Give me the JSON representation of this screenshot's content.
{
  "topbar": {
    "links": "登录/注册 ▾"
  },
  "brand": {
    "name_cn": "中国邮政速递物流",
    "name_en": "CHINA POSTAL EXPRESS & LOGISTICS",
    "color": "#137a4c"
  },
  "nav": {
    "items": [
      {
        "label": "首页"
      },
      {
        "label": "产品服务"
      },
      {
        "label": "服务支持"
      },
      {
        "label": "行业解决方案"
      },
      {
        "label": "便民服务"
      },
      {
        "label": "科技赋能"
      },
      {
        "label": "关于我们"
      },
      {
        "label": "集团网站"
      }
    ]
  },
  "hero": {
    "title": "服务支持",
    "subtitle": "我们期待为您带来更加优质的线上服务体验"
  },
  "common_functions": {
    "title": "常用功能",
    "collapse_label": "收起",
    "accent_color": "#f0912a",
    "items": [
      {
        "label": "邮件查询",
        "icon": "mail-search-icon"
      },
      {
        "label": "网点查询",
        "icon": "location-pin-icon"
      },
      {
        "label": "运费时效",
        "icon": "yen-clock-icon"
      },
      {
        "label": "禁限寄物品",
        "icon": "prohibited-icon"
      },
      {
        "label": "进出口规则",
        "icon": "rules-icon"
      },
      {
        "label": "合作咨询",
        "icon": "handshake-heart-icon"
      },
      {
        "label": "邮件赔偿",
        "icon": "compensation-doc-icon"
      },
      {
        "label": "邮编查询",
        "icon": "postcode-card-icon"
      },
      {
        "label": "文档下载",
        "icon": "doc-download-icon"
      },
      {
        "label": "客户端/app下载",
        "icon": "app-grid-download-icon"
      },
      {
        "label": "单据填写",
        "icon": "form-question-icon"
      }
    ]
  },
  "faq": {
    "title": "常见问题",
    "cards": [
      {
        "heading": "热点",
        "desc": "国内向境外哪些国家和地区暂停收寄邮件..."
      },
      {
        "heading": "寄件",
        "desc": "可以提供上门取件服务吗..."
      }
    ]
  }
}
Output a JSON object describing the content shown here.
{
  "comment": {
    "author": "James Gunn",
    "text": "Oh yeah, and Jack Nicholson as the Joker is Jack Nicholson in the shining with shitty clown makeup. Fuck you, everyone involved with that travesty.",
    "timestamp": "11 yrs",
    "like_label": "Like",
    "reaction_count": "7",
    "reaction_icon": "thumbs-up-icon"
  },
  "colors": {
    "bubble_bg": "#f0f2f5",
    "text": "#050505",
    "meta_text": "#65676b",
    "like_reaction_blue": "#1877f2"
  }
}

━━━━━━━━━━━━━━━━

What to work on
Locate "Output a JSON" in the data above. Then repeat, exactly, its line and each line after it through the last, adding nothing.

Final result
Output a JSON object describing the content shown here.
{
  "comment": {
    "author": "James Gunn",
    "text": "Oh yeah, and Jack Nicholson as the Joker is Jack Nicholson in the shining with shitty clown makeup. Fuck you, everyone involved with that travesty.",
    "timestamp": "11 yrs",
    "like_label": "Like",
    "reaction_count": "7",
    "reaction_icon": "thumbs-up-icon"
  },
  "colors": {
    "bubble_bg": "#f0f2f5",
    "text": "#050505",
    "meta_text": "#65676b",
    "like_reaction_blue": "#1877f2"
  }
}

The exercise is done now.